For the data below, report the number of lines that contain the string "votum" and nothing else.

------ The data ------

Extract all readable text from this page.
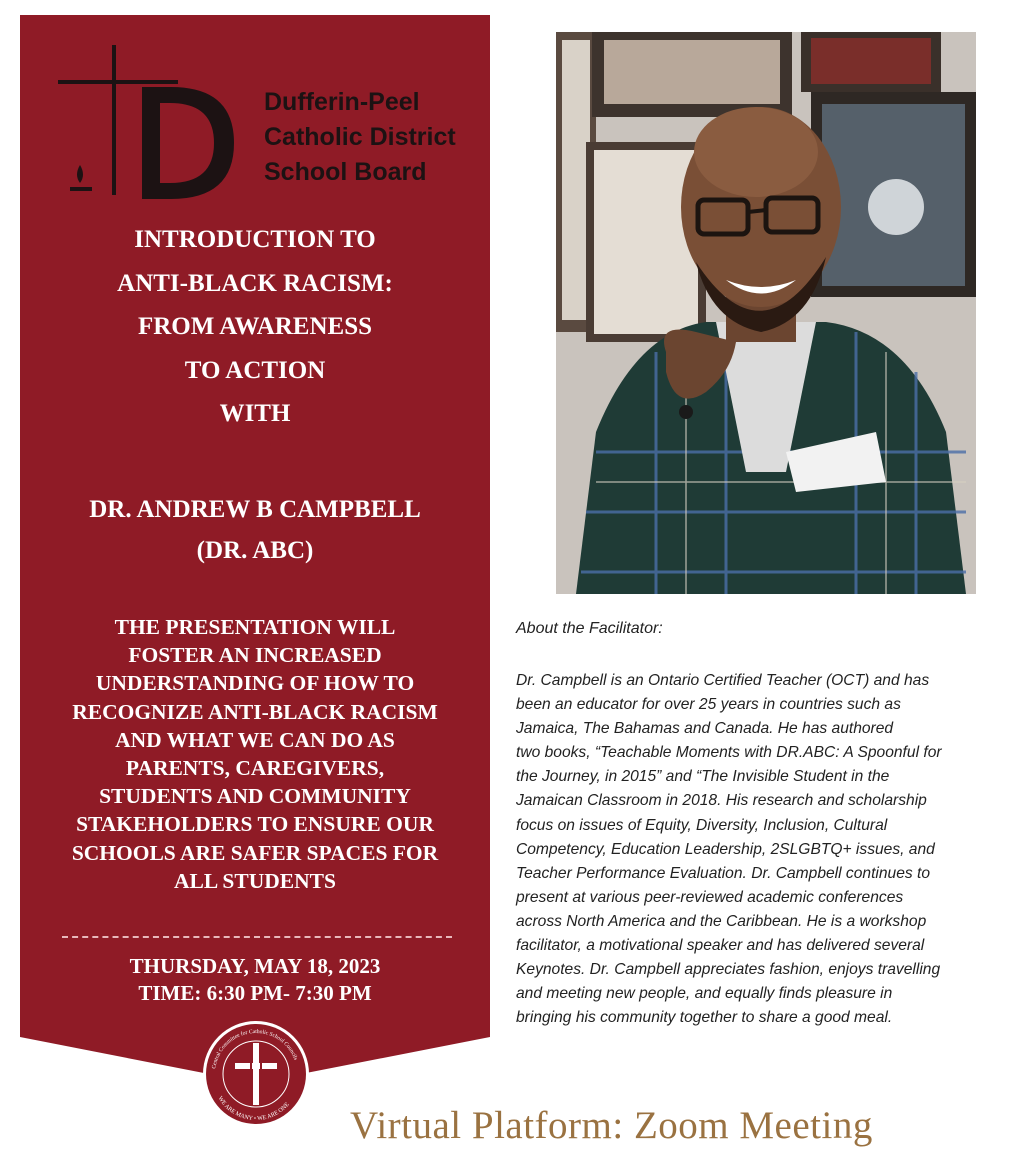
Dufferin-Peel
Catholic District
School Board
INTRODUCTION TO
ANTI-BLACK RACISM:
FROM AWARENESS
TO ACTION
WITH
DR. ANDREW B CAMPBELL
(DR. ABC)
THE PRESENTATION WILL
FOSTER AN INCREASED
UNDERSTANDING OF HOW TO
RECOGNIZE ANTI-BLACK RACISM
AND WHAT WE CAN DO AS
PARENTS, CAREGIVERS,
STUDENTS AND COMMUNITY
STAKEHOLDERS TO ENSURE OUR
SCHOOLS ARE SAFER SPACES FOR
ALL STUDENTS
THURSDAY, MAY 18, 2023
TIME: 6:30 PM- 7:30 PM
Central Committee for Catholic School Councils
WE ARE MANY • WE ARE ONE
About the Facilitator:
Dr. Campbell is an Ontario Certified Teacher (OCT) and has
been an educator for over 25 years in countries such as
Jamaica, The Bahamas and Canada. He has authored
two books, “Teachable Moments with DR.ABC: A Spoonful for
the Journey, in 2015” and “The Invisible Student in the
Jamaican Classroom in 2018. His research and scholarship
focus on issues of Equity, Diversity, Inclusion, Cultural
Competency, Education Leadership, 2SLGBTQ+ issues, and
Teacher Performance Evaluation. Dr. Campbell continues to
present at various peer-reviewed academic conferences
across North America and the Caribbean. He is a workshop
facilitator, a motivational speaker and has delivered several
Keynotes. Dr. Campbell appreciates fashion, enjoys travelling
and meeting new people, and equally finds pleasure in
bringing his community together to share a good meal.
Virtual Platform: Zoom Meeting
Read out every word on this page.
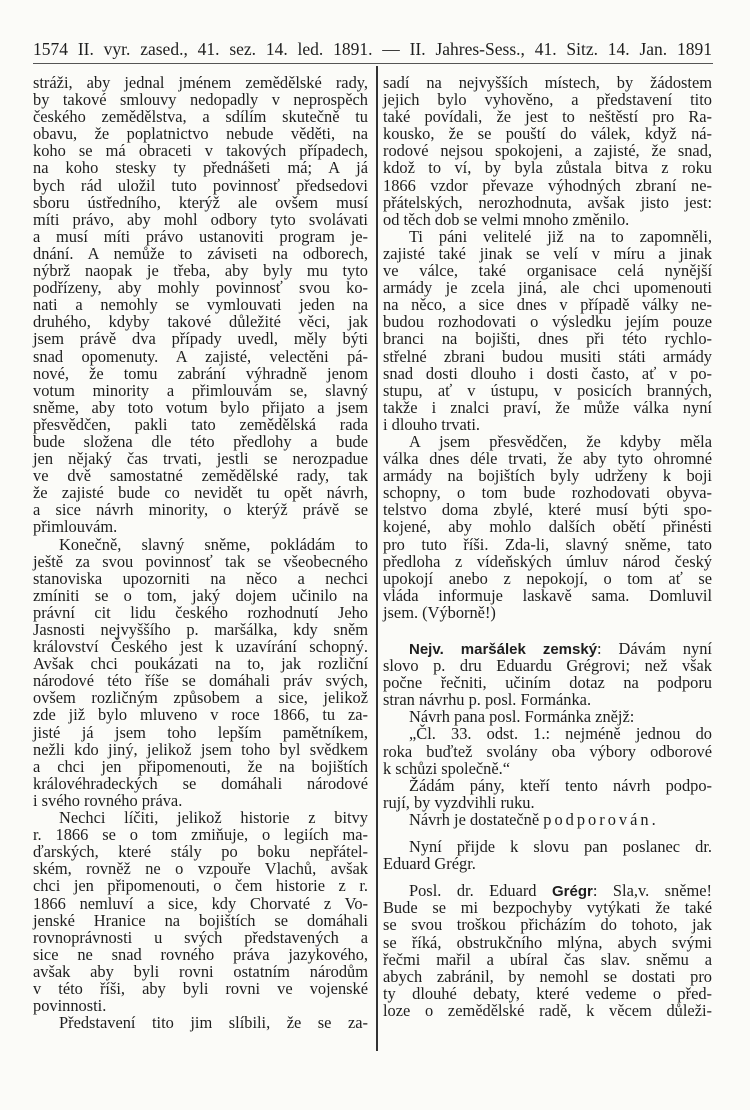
1574 II. vyr. zased., 41. sez. 14. led. 1891. — II. Jahres-Sess., 41. Sitz. 14. Jan. 1891
stráži, aby jednal jménem zemědělské rady,
by takové smlouvy nedopadly v neprospěch
českého zemědělstva, a sdílím skutečně tu
obavu, že poplatnictvo nebude věděti, na
koho se má obraceti v takových případech,
na koho stesky ty přednášeti má; A já
bych rád uložil tuto povinnosť předsedovi
sboru ústředního, kterýž ale ovšem musí
míti právo, aby mohl odbory tyto svolávati
a musí míti právo ustanoviti program je-
dnání. A nemůže to záviseti na odborech,
nýbrž naopak je třeba, aby byly mu tyto
podřízeny, aby mohly povinnosť svou ko-
nati a nemohly se vymlouvati jeden na
druhého, kdyby takové důležité věci, jak
jsem právě dva případy uvedl, měly býti
snad opomenuty. A zajisté, velectěni pá-
nové, že tomu zabrání výhradně jenom
votum minority a přimlouvám se, slavný
sněme, aby toto votum bylo přijato a jsem
přesvědčen, pakli tato zemědělská rada
bude složena dle této předlohy a bude
jen nějaký čas trvati, jestli se nerozpadue
ve dvě samostatné zemědělské rady, tak
že zajisté bude co nevidět tu opět návrh,
a sice návrh minority, o kterýž právě se
přimlouvám.
Konečně, slavný sněme, pokládám to
ještě za svou povinnosť tak se všeobecného
stanoviska upozorniti na něco a nechci
zmíniti se o tom, jaký dojem učinilo na
právní cit lidu českého rozhodnutí Jeho
Jasnosti nejvyššího p. maršálka, kdy sněm
království Českého jest k uzavírání schopný.
Avšak chci poukázati na to, jak rozliční
národové této říše se domáhali práv svých,
ovšem rozličným způsobem a sice, jelikož
zde již bylo mluveno v roce 1866, tu za-
jisté já jsem toho lepším pamětníkem,
nežli kdo jiný, jelikož jsem toho byl svědkem
a chci jen připomenouti, že na bojištích
královéhradeckých se domáhali národové
i svého rovného práva.
Nechci líčiti, jelikož historie z bitvy
r. 1866 se o tom zmiňuje, o legiích ma-
ďarských, které stály po boku nepřátel-
ském, rovněž ne o vzpouře Vlachů, avšak
chci jen připomenouti, o čem historie z r.
1866 nemluví a sice, kdy Chorvaté z Vo-
jenské Hranice na bojištích se domáhali
rovnoprávnosti u svých představených a
sice ne snad rovného práva jazykového,
avšak aby byli rovni ostatním národům
v této říši, aby byli rovni ve vojenské
povinnosti.
Představení tito jim slíbili, že se za-
sadí na nejvyšších místech, by žádostem
jejich bylo vyhověno, a představení tito
také povídali, že jest to neštěstí pro Ra-
kousko, že se pouští do válek, když ná-
rodové nejsou spokojeni, a zajisté, že snad,
kdož to ví, by byla zůstala bitva z roku
1866 vzdor převaze výhodných zbraní ne-
přátelských, nerozhodnuta, avšak jisto jest:
od těch dob se velmi mnoho změnilo.
Ti páni velitelé již na to zapomněli,
zajisté také jinak se velí v míru a jinak
ve válce, také organisace celá nynější
armády je zcela jiná, ale chci upomenouti
na něco, a sice dnes v případě války ne-
budou rozhodovati o výsledku jejím pouze
branci na bojišti, dnes při této rychlo-
střelné zbrani budou musiti státi armády
snad dosti dlouho i dosti často, ať v po-
stupu, ať v ústupu, v posicích branných,
takže i znalci praví, že může válka nyní
i dlouho trvati.
A jsem přesvědčen, že kdyby měla
válka dnes déle trvati, že aby tyto ohromné
armády na bojištích byly udrženy k boji
schopny, o tom bude rozhodovati obyva-
telstvo doma zbylé, které musí býti spo-
kojené, aby mohlo dalších obětí přinésti
pro tuto říši. Zda-li, slavný sněme, tato
předloha z vídeňských úmluv národ český
upokojí anebo z nepokojí, o tom ať se
vláda informuje laskavě sama. Domluvil
jsem. (Výborně!)
Nejv. maršálek zemský: Dávám nyní
slovo p. dru Eduardu Grégrovi; než však
počne řečniti, učiním dotaz na podporu
stran návrhu p. posl. Formánka.
Návrh pana posl. Formánka znějž:
„Čl. 33. odst. 1.: nejméně jednou do
roka buďtež svolány oba výbory odborové
k schůzi společně.“
Žádám pány, kteří tento návrh podpo-
rují, by vyzdvihli ruku.
Návrh je dostatečně podporován.
Nyní přijde k slovu pan poslanec dr.
Eduard Grégr.
Posl. dr. Eduard Grégr: Sla,v. sněme!
Bude se mi bezpochyby vytýkati že také
se svou troškou přicházím do tohoto, jak
se říká, obstrukčního mlýna, abych svými
řečmi mařil a ubíral čas slav. sněmu a
abych zabránil, by nemohl se dostati pro
ty dlouhé debaty, které vedeme o před-
loze o zemědělské radě, k věcem důleži-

------

Solution for this exercise ->
2